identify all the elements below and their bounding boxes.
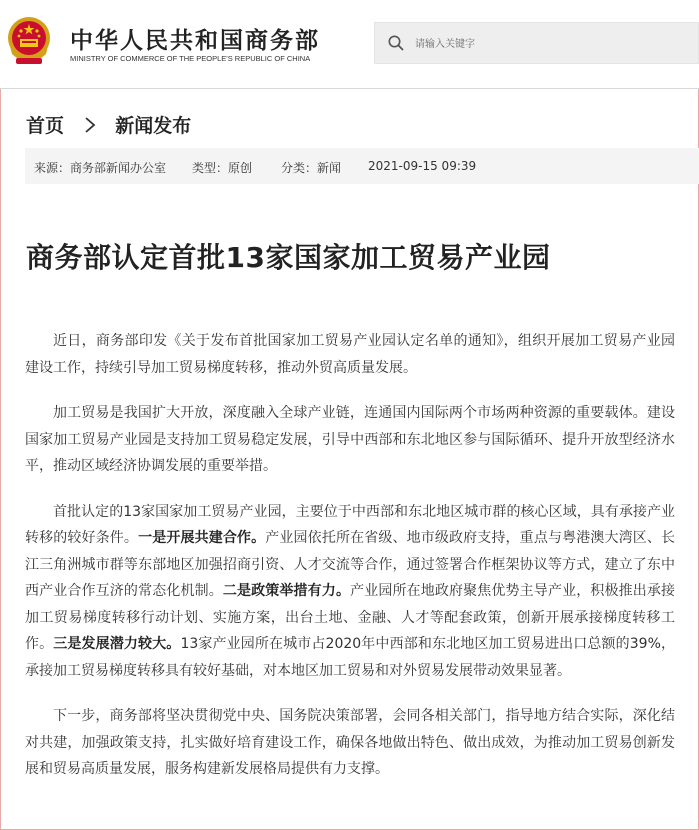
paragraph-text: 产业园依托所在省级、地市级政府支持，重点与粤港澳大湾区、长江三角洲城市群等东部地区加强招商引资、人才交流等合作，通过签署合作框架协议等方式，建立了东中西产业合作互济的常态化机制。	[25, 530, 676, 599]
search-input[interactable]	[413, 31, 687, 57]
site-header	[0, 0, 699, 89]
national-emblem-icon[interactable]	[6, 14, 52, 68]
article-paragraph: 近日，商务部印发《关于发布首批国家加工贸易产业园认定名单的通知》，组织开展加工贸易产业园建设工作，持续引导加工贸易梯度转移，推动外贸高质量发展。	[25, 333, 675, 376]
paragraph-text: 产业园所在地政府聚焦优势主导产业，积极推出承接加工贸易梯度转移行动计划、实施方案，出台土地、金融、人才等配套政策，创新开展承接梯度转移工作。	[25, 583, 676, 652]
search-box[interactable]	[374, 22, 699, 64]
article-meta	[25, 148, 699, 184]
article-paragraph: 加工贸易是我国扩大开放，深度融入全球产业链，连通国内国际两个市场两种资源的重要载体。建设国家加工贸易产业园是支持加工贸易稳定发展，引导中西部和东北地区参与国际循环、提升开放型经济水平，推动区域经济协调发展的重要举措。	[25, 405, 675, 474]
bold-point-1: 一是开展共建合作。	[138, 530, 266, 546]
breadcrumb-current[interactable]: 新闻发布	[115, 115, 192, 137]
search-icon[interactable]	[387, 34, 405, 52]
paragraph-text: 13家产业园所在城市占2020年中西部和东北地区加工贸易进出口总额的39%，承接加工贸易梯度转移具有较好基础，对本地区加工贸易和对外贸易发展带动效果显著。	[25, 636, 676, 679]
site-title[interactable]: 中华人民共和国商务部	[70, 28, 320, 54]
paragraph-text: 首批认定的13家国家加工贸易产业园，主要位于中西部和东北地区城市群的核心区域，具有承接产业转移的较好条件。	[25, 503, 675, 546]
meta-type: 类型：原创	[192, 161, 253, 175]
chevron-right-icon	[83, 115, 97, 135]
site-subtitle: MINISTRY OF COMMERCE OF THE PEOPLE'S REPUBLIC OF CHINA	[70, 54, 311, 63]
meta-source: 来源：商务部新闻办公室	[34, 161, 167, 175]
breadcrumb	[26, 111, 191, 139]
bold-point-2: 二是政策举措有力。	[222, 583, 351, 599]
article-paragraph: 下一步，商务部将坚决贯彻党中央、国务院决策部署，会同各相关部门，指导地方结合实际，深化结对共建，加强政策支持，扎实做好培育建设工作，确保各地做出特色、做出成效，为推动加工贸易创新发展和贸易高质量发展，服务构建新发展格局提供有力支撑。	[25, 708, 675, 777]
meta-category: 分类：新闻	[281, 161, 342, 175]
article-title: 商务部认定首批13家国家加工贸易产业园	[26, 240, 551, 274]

----------------

#### SET EXERCISE:
Select and copy every line in the items above that contains the word "bold".

#### THE RESPONSE:
bold-point-1: 一是开展共建合作。	[138, 530, 266, 546]
bold-point-2: 二是政策举措有力。	[222, 583, 351, 599]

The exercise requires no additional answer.